EXERCISE PROMPT:
Strip the pictures and reproduce the rest of the listing exactly.

Records from a collection
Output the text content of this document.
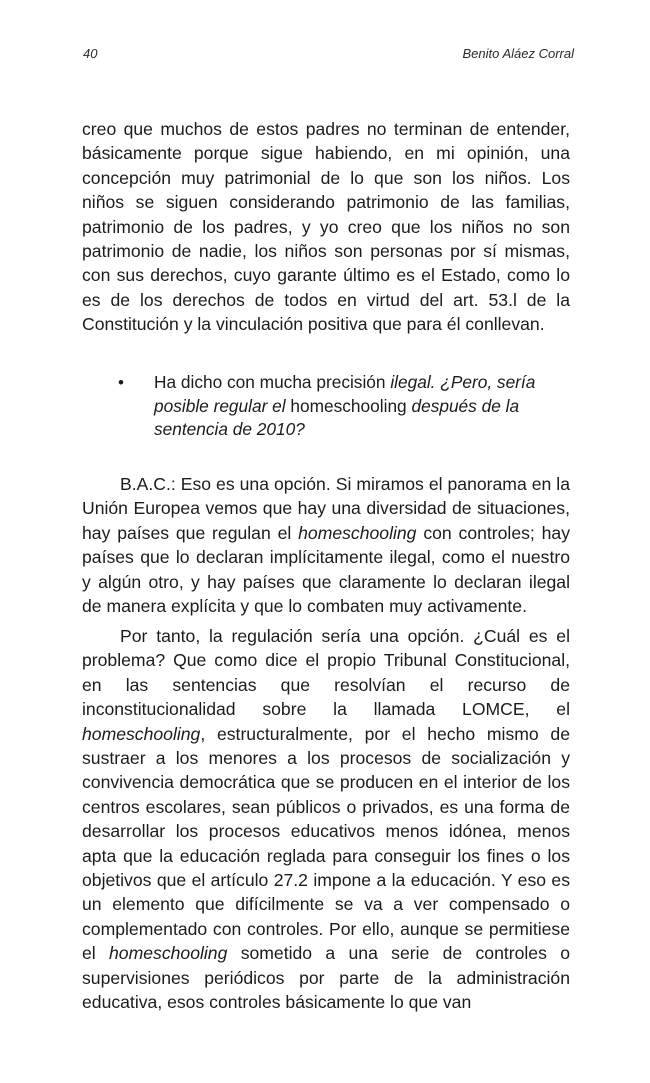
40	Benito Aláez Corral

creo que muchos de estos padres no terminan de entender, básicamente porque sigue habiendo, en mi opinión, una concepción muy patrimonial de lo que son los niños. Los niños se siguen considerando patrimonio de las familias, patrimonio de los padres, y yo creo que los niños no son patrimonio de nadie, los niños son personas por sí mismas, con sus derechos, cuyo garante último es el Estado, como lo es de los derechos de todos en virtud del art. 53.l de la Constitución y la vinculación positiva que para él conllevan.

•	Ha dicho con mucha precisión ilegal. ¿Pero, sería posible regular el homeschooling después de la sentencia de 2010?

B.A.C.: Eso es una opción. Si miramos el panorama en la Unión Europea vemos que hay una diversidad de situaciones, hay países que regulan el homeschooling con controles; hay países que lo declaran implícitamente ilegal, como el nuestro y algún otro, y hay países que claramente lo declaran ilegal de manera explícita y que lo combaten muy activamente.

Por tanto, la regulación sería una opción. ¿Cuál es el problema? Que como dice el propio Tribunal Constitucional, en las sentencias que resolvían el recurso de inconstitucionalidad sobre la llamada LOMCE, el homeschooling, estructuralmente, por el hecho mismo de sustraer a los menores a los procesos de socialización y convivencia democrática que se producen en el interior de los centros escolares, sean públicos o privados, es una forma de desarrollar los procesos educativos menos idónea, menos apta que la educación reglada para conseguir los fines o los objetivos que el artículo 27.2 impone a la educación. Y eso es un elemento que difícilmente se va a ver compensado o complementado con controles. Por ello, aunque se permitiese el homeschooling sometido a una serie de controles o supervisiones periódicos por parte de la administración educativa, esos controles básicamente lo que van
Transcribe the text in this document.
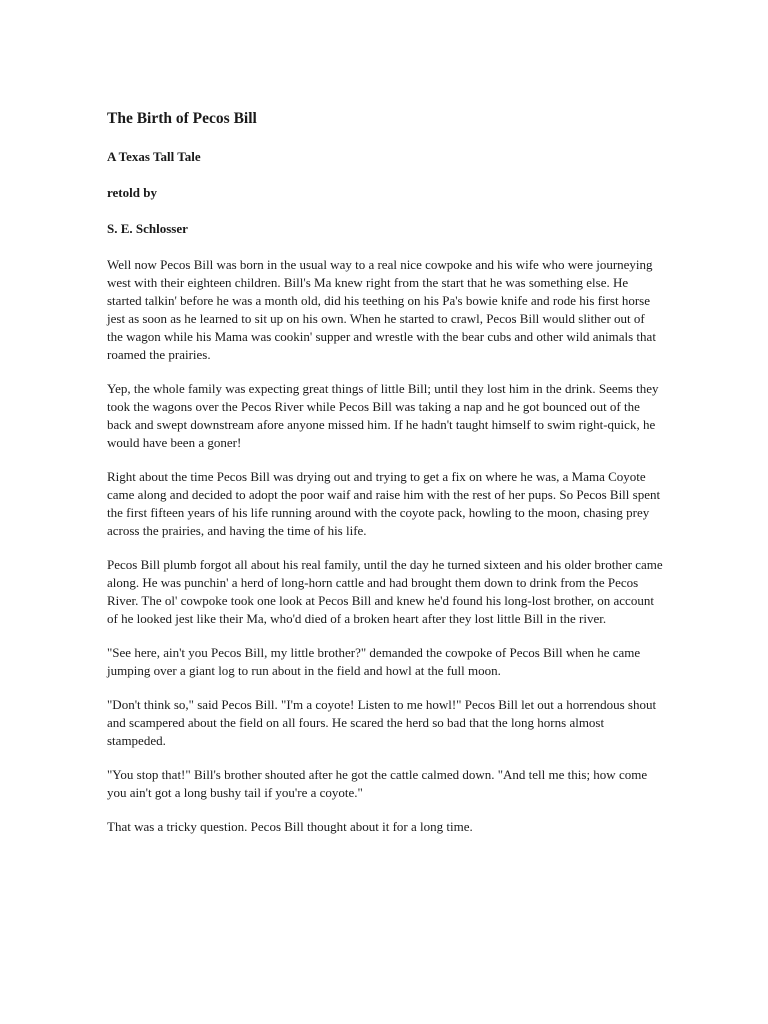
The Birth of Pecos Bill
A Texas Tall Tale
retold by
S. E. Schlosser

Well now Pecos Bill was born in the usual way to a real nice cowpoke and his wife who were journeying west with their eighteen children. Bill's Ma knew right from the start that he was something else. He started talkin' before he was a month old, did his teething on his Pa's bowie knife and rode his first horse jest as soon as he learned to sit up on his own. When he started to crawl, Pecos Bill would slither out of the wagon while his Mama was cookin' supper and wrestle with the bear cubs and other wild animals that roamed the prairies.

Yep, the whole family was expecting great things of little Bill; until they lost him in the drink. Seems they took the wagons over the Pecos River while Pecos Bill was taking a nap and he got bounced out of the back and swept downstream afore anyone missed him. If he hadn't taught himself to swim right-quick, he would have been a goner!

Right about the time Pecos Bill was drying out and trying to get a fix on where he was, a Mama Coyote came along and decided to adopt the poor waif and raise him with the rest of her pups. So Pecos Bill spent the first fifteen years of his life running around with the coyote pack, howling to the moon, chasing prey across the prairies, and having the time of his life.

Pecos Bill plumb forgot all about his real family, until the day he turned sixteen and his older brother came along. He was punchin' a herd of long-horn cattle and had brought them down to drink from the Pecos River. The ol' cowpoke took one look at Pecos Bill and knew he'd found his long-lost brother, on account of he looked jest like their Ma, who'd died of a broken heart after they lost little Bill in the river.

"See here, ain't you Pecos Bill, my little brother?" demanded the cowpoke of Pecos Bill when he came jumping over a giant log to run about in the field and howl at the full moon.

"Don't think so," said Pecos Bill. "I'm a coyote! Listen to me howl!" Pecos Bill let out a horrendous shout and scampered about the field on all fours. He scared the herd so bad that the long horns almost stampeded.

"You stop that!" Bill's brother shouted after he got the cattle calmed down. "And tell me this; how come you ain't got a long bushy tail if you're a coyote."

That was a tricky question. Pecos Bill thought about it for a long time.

COMPLETE ANSWER:
Output the text content of this document.
40	Benito Aláez Corral

creo que muchos de estos padres no terminan de entender, básicamente porque sigue habiendo, en mi opinión, una concepción muy patrimonial de lo que son los niños. Los niños se siguen considerando patrimonio de las familias, patrimonio de los padres, y yo creo que los niños no son patrimonio de nadie, los niños son personas por sí mismas, con sus derechos, cuyo garante último es el Estado, como lo es de los derechos de todos en virtud del art. 53.l de la Constitución y la vinculación positiva que para él conllevan.

•	Ha dicho con mucha precisión ilegal. ¿Pero, sería posible regular el homeschooling después de la sentencia de 2010?

B.A.C.: Eso es una opción. Si miramos el panorama en la Unión Europea vemos que hay una diversidad de situaciones, hay países que regulan el homeschooling con controles; hay países que lo declaran implícitamente ilegal, como el nuestro y algún otro, y hay países que claramente lo declaran ilegal de manera explícita y que lo combaten muy activamente.

Por tanto, la regulación sería una opción. ¿Cuál es el problema? Que como dice el propio Tribunal Constitucional, en las sentencias que resolvían el recurso de inconstitucionalidad sobre la llamada LOMCE, el homeschooling, estructuralmente, por el hecho mismo de sustraer a los menores a los procesos de socialización y convivencia democrática que se producen en el interior de los centros escolares, sean públicos o privados, es una forma de desarrollar los procesos educativos menos idónea, menos apta que la educación reglada para conseguir los fines o los objetivos que el artículo 27.2 impone a la educación. Y eso es un elemento que difícilmente se va a ver compensado o complementado con controles. Por ello, aunque se permitiese el homeschooling sometido a una serie de controles o supervisiones periódicos por parte de la administración educativa, esos controles básicamente lo que van
Transcribe the text in this document.
The Birth of Pecos Bill
A Texas Tall Tale
retold by
S. E. Schlosser

Well now Pecos Bill was born in the usual way to a real nice cowpoke and his wife who were journeying west with their eighteen children. Bill's Ma knew right from the start that he was something else. He started talkin' before he was a month old, did his teething on his Pa's bowie knife and rode his first horse jest as soon as he learned to sit up on his own. When he started to crawl, Pecos Bill would slither out of the wagon while his Mama was cookin' supper and wrestle with the bear cubs and other wild animals that roamed the prairies.

Yep, the whole family was expecting great things of little Bill; until they lost him in the drink. Seems they took the wagons over the Pecos River while Pecos Bill was taking a nap and he got bounced out of the back and swept downstream afore anyone missed him. If he hadn't taught himself to swim right-quick, he would have been a goner!

Right about the time Pecos Bill was drying out and trying to get a fix on where he was, a Mama Coyote came along and decided to adopt the poor waif and raise him with the rest of her pups. So Pecos Bill spent the first fifteen years of his life running around with the coyote pack, howling to the moon, chasing prey across the prairies, and having the time of his life.

Pecos Bill plumb forgot all about his real family, until the day he turned sixteen and his older brother came along. He was punchin' a herd of long-horn cattle and had brought them down to drink from the Pecos River. The ol' cowpoke took one look at Pecos Bill and knew he'd found his long-lost brother, on account of he looked jest like their Ma, who'd died of a broken heart after they lost little Bill in the river.

"See here, ain't you Pecos Bill, my little brother?" demanded the cowpoke of Pecos Bill when he came jumping over a giant log to run about in the field and howl at the full moon.

"Don't think so," said Pecos Bill. "I'm a coyote! Listen to me howl!" Pecos Bill let out a horrendous shout and scampered about the field on all fours. He scared the herd so bad that the long horns almost stampeded.

"You stop that!" Bill's brother shouted after he got the cattle calmed down. "And tell me this; how come you ain't got a long bushy tail if you're a coyote."

That was a tricky question. Pecos Bill thought about it for a long time.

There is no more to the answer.